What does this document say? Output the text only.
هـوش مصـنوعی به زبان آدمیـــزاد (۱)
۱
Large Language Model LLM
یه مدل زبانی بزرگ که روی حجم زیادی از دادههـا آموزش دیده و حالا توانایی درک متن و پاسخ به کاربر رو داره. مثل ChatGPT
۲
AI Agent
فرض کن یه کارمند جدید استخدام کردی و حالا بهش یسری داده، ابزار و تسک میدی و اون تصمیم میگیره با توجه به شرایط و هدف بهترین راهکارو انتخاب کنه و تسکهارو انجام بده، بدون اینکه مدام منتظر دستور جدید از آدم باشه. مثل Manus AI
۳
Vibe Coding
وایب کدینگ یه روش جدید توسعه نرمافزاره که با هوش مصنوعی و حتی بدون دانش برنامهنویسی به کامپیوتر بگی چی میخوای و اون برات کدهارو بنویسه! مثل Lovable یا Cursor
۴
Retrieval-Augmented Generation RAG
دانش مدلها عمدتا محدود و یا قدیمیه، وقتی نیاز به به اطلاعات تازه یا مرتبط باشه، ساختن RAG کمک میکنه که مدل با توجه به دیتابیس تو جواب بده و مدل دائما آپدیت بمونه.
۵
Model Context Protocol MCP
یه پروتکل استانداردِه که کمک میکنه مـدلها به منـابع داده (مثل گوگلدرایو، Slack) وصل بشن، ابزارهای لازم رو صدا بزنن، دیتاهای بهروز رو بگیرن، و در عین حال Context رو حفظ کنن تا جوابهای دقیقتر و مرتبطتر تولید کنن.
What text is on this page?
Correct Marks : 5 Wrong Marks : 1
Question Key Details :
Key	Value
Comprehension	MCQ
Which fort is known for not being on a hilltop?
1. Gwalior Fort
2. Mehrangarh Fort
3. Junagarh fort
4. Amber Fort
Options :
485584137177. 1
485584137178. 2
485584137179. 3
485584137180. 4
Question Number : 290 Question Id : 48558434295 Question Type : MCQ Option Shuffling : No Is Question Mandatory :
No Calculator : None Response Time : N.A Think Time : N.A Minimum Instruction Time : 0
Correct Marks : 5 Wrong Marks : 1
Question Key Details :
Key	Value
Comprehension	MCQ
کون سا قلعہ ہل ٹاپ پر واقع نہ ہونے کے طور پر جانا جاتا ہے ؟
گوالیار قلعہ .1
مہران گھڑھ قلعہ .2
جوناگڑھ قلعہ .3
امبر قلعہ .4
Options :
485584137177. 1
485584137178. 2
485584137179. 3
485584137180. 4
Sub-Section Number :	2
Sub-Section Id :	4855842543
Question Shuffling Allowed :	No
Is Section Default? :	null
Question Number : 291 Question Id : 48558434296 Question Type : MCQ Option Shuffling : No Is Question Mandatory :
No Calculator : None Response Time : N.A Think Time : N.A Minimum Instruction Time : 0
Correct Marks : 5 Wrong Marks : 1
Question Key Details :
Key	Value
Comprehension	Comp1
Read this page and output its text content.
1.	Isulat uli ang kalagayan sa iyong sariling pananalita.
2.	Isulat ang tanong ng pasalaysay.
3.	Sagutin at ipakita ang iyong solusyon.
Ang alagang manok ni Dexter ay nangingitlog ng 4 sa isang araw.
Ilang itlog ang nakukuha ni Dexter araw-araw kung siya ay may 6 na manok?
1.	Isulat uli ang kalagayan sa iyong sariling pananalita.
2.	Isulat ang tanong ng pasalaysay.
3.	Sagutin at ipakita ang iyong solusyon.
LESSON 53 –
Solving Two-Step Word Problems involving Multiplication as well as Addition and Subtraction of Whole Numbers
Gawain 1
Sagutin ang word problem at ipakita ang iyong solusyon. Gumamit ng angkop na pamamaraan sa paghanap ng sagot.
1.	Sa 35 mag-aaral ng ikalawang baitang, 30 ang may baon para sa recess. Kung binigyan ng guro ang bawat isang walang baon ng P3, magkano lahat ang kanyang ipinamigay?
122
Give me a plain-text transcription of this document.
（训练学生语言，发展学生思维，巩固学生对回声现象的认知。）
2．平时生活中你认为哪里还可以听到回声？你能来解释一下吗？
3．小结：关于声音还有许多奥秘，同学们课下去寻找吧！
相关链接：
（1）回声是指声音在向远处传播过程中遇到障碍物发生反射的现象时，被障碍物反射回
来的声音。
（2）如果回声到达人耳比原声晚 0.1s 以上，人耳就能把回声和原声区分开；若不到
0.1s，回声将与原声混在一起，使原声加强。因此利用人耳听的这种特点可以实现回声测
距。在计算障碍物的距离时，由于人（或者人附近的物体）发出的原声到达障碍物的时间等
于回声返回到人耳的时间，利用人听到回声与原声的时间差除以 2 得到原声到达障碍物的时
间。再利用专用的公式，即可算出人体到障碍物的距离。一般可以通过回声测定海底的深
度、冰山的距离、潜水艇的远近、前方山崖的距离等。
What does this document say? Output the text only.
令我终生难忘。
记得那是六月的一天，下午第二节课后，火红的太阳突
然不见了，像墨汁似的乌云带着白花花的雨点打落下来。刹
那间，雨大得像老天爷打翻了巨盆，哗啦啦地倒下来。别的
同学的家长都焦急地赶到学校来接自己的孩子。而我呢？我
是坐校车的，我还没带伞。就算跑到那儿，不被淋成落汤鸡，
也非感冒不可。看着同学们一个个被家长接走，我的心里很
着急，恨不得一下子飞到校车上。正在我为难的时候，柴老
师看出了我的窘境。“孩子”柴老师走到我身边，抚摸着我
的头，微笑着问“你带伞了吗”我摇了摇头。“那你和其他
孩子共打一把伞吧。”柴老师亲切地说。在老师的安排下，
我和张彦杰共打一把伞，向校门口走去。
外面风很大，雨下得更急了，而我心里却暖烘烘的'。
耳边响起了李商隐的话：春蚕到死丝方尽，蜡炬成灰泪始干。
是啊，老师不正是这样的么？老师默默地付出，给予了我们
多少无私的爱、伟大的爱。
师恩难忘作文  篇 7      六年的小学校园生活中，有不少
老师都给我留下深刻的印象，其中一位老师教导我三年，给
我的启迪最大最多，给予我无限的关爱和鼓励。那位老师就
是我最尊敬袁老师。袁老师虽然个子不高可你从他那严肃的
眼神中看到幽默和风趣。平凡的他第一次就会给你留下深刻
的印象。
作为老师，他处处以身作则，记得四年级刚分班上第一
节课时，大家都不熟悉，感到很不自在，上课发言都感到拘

++++++++

→ **WRITTEN TASK**
Copy out every line where the word "Section" occurs.

→ **WRITTEN RESPONSE**
Sub-Section Number :	2
Sub-Section Id :	4855842543
Is Section Default? :	null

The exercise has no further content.